● WHAT TO DO: Only lines holding the word "watchdog" should be copied from the material.

+ + + +

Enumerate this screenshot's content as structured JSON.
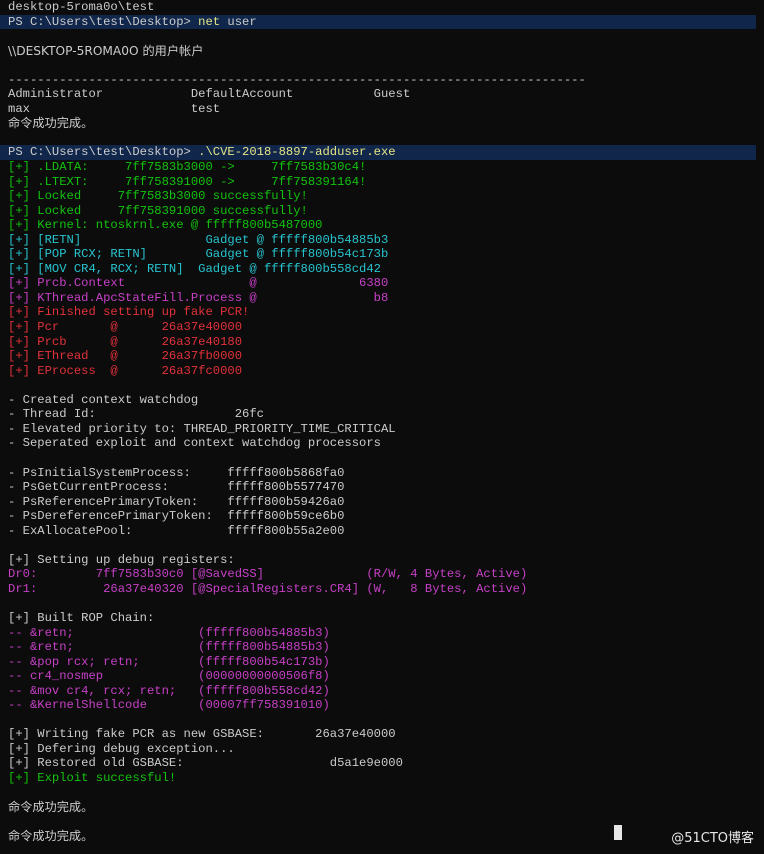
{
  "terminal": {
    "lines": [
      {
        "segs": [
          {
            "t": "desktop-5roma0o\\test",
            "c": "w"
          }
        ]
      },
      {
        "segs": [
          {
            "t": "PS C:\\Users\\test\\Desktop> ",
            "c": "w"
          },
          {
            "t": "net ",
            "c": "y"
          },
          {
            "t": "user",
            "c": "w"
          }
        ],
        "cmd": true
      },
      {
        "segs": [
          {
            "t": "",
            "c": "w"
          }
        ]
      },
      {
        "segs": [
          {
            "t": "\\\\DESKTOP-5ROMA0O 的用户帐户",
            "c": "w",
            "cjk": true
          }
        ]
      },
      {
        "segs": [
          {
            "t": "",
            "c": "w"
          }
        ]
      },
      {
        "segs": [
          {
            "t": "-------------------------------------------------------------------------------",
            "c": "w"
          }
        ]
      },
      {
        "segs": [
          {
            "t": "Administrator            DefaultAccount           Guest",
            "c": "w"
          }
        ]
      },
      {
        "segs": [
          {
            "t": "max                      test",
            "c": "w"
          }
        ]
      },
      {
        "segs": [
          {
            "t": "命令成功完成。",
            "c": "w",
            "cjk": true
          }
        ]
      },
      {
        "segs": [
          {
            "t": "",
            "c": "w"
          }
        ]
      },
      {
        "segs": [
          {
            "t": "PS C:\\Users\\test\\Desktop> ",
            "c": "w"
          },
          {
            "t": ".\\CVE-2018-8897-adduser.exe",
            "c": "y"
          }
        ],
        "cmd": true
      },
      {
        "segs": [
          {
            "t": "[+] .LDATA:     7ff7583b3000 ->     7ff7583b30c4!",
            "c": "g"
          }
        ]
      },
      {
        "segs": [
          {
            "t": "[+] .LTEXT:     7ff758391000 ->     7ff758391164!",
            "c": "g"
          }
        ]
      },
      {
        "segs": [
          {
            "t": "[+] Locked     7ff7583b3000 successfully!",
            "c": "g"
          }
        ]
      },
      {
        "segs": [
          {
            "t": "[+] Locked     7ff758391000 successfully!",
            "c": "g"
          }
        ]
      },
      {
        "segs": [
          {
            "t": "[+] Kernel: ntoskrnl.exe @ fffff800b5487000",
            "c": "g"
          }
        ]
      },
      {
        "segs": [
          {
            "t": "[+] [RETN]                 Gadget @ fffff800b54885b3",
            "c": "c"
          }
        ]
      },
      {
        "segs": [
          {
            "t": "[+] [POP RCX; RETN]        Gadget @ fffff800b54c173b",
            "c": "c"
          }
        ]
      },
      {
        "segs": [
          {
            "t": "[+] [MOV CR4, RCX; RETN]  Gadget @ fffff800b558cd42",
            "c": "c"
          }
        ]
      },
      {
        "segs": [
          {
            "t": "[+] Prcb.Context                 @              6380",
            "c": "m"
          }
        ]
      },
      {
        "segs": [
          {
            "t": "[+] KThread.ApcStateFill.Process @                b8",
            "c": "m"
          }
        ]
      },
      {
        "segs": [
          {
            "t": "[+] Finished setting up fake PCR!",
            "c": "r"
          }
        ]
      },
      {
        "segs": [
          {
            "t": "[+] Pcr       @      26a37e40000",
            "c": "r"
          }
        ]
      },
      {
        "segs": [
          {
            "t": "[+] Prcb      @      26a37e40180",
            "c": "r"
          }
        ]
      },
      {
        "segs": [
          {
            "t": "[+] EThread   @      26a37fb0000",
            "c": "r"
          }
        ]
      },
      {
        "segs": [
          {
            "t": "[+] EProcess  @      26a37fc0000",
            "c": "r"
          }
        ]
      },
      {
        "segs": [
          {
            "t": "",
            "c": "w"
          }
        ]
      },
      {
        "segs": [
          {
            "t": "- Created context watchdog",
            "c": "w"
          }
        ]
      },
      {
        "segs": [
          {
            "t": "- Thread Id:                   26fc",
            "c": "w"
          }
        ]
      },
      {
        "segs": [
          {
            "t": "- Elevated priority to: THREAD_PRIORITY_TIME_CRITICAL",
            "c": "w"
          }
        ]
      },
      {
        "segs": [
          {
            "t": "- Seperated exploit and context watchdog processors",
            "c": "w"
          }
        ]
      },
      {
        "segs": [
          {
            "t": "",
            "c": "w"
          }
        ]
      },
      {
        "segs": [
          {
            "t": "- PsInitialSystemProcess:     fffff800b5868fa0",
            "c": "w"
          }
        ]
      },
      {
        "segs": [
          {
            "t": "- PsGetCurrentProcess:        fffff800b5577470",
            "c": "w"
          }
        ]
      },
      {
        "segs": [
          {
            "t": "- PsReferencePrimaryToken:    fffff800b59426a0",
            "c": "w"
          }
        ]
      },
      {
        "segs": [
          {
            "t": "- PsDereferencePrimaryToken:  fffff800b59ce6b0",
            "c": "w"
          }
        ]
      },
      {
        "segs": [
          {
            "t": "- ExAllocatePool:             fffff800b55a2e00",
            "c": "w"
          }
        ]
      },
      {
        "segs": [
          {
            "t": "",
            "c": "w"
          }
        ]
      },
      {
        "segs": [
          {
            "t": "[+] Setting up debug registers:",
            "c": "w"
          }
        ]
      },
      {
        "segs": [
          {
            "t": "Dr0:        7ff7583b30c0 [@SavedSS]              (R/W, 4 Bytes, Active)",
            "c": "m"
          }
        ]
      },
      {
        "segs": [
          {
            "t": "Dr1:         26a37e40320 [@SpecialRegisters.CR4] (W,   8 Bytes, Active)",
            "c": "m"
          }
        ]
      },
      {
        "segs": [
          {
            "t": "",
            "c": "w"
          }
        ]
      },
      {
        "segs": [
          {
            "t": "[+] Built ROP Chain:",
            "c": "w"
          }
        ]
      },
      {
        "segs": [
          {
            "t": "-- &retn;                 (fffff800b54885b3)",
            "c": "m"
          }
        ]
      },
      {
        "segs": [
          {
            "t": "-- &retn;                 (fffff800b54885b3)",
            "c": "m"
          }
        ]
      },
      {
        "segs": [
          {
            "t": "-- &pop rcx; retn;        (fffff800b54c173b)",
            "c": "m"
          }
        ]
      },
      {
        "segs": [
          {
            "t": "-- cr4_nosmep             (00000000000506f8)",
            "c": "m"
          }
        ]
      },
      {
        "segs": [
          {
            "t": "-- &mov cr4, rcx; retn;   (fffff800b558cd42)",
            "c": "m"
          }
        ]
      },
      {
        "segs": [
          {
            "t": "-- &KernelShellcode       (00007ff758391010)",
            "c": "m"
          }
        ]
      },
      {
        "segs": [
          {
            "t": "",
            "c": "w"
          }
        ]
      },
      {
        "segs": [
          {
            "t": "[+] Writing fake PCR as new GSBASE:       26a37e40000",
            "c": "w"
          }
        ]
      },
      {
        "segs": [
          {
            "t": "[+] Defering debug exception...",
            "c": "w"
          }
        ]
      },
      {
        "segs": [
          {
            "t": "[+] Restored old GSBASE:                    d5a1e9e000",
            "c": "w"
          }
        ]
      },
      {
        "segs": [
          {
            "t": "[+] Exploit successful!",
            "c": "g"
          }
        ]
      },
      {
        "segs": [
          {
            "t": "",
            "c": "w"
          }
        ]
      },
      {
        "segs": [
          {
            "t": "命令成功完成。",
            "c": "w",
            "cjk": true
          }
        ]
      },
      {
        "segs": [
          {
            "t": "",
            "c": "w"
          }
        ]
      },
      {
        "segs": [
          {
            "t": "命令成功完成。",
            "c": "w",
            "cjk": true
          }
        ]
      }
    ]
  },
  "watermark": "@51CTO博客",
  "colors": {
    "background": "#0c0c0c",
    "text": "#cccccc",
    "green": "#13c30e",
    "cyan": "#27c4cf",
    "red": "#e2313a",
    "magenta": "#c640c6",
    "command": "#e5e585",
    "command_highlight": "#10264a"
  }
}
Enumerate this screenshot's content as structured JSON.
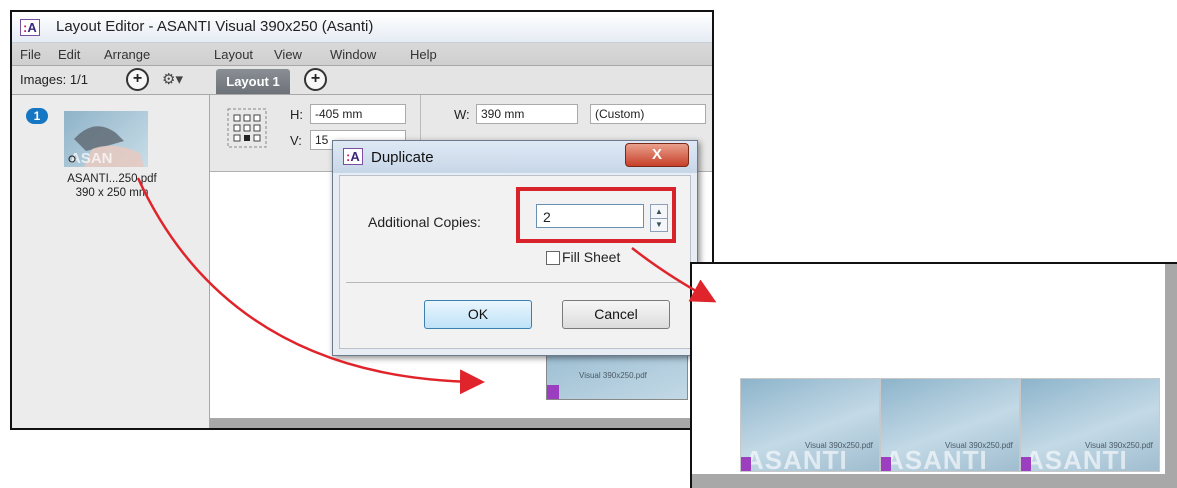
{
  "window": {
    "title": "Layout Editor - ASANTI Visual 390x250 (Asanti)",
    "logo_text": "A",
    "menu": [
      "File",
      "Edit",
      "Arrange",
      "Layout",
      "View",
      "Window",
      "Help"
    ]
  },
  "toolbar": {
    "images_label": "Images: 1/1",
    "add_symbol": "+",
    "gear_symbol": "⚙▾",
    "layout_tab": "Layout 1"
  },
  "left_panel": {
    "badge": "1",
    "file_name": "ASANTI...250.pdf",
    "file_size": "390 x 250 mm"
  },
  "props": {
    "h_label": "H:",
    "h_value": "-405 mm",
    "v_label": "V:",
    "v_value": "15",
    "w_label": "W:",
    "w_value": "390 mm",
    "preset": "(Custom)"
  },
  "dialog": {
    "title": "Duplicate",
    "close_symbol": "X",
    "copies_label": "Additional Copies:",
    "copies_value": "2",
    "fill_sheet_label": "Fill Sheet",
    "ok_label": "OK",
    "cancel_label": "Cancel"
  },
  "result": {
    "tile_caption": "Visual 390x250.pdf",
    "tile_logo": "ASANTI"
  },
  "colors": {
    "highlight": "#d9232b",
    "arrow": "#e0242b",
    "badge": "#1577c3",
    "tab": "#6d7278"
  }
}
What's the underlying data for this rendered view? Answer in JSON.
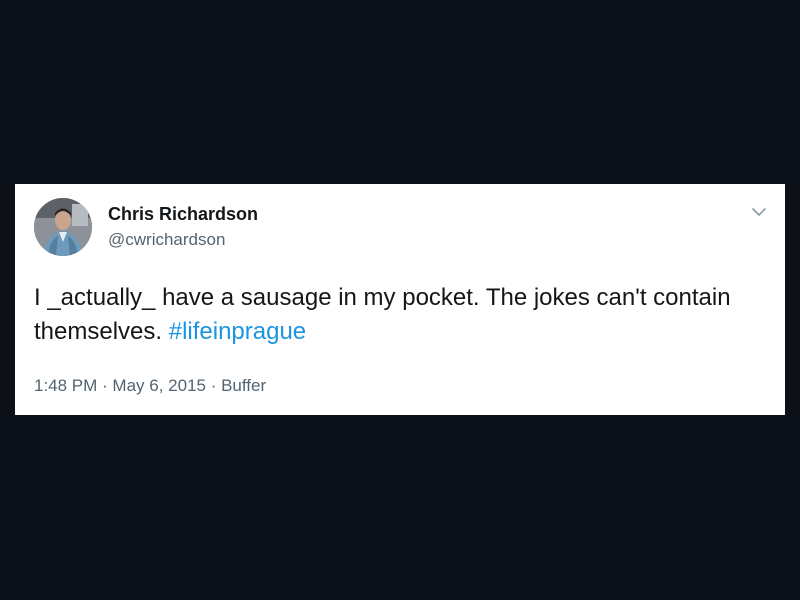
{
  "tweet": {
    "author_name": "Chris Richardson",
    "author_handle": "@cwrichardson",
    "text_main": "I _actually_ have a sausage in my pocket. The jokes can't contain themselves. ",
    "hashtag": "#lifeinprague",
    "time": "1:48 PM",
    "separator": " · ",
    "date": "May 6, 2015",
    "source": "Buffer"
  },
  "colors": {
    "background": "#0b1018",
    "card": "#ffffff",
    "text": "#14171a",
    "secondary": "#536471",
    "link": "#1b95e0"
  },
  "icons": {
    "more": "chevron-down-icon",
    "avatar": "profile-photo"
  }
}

+ + + +

● OUTPUT:
            "t": "- Created context watchdog",
            "t": "- Seperated exploit and context watchdog processors",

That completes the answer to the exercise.